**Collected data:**
........

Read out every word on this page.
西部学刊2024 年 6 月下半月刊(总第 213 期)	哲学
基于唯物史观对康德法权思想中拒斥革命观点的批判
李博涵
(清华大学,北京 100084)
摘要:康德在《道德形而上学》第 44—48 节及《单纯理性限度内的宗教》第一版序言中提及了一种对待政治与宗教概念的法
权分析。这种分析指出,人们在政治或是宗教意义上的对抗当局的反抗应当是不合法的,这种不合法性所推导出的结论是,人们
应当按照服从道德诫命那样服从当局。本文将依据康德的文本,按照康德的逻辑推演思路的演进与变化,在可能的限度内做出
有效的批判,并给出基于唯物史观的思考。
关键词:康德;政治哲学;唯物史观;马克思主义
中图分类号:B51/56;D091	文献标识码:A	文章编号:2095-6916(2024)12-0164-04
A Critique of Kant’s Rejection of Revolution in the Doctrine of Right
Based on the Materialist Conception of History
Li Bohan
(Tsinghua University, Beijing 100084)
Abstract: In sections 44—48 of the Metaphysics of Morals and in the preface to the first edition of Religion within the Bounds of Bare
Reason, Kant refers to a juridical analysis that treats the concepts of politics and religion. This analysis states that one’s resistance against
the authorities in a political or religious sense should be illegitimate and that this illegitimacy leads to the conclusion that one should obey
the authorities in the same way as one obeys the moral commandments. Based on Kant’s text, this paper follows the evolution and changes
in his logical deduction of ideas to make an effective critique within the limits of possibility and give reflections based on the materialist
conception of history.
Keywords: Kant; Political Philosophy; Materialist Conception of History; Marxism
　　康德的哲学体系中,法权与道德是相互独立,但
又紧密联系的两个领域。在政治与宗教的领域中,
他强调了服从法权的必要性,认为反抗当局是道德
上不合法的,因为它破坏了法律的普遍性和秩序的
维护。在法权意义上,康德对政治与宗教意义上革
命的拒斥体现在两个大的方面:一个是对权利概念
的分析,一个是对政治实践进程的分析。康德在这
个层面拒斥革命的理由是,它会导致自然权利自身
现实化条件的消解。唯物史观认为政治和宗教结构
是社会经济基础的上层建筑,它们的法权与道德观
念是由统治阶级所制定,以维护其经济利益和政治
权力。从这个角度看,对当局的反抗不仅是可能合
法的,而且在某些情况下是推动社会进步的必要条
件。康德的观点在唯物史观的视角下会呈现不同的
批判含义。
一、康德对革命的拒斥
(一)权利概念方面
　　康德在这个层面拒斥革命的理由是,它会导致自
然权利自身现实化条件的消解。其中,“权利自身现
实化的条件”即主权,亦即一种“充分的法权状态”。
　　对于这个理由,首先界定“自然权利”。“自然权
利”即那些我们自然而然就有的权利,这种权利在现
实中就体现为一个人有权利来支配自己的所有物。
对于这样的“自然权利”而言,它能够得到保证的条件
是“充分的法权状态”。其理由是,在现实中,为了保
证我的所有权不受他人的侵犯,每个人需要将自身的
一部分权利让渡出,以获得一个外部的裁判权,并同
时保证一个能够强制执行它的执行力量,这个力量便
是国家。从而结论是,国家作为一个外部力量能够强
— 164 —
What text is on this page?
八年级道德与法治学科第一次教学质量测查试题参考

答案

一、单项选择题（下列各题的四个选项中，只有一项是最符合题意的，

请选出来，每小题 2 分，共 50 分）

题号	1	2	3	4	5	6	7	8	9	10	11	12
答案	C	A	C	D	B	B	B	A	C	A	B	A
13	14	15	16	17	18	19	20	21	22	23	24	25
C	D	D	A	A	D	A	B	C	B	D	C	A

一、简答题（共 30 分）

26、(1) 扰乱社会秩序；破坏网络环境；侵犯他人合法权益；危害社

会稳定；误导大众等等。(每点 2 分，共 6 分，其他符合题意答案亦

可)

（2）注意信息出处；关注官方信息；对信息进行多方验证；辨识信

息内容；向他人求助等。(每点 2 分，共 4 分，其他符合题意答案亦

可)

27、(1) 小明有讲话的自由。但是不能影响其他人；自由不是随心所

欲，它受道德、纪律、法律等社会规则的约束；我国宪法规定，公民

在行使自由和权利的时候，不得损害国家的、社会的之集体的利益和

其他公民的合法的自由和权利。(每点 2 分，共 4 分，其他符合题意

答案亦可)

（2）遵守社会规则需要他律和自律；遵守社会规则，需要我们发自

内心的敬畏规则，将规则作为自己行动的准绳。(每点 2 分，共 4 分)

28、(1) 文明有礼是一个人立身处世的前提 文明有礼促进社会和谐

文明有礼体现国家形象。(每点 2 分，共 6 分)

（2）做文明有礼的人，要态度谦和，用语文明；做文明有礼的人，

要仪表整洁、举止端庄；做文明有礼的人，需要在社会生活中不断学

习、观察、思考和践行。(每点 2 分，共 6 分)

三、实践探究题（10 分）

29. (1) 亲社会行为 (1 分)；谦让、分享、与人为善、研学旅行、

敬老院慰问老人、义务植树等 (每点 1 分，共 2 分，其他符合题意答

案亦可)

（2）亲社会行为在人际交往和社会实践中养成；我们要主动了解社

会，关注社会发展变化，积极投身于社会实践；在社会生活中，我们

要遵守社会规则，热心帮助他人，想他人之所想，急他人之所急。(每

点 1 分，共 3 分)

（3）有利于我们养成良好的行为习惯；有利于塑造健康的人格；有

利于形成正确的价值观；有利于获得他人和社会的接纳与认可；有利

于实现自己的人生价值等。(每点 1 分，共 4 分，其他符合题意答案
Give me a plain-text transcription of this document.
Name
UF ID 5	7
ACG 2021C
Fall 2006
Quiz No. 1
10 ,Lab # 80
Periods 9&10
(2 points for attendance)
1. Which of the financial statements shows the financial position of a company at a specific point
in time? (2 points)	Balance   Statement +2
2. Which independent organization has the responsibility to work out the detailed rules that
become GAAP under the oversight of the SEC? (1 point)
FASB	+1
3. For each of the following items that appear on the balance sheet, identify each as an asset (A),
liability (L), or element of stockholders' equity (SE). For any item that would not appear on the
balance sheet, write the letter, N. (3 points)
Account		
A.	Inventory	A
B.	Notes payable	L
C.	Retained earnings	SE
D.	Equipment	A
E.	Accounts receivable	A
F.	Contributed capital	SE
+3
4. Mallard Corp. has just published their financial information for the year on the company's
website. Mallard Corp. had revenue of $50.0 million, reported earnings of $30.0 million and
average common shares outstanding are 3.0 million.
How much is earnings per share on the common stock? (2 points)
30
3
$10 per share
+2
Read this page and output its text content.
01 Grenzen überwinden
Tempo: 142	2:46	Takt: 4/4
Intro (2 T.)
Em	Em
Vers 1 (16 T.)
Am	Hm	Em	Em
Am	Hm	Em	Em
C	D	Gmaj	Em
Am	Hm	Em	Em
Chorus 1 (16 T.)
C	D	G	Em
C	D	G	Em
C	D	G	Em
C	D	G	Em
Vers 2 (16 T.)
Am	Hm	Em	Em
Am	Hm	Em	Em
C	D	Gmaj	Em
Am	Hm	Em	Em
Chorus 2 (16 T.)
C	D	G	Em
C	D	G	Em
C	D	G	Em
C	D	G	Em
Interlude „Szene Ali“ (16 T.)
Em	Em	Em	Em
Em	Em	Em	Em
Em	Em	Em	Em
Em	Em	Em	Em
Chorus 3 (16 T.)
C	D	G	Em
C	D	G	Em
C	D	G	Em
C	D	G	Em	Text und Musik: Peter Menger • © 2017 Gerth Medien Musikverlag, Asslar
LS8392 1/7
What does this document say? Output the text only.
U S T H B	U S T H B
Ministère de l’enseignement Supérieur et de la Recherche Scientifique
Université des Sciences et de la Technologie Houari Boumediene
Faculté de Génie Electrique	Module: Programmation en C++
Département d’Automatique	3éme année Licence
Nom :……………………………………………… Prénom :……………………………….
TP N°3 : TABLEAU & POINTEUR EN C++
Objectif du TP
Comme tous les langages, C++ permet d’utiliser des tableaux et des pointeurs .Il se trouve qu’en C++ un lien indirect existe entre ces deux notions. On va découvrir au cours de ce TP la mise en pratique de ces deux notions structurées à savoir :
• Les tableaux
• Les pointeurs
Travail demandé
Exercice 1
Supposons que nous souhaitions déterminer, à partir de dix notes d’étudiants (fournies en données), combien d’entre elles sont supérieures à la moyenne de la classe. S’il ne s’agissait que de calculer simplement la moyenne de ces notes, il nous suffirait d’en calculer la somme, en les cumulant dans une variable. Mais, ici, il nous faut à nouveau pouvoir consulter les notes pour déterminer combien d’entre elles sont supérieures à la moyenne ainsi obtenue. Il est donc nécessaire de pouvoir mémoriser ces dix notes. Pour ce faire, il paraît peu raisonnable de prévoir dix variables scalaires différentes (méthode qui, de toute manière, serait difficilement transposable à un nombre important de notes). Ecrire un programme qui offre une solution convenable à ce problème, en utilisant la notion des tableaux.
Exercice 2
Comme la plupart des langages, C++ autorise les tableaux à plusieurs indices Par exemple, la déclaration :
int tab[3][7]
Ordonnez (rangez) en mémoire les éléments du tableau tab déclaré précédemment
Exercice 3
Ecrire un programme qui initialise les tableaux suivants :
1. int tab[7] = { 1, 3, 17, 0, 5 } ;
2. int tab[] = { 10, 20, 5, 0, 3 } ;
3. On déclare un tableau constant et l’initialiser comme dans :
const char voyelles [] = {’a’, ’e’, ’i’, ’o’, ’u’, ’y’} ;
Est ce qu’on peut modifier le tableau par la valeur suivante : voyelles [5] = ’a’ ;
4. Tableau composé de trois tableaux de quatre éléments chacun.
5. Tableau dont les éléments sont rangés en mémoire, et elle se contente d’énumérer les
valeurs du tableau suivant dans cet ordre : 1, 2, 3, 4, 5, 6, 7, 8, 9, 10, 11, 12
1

........

From the records above, pick out and copy each line holding the word "sheet".

**In response:**
3. For each of the following items that appear on the balance sheet, identify each as an asset (A),
balance sheet, write the letter, N. (3 points)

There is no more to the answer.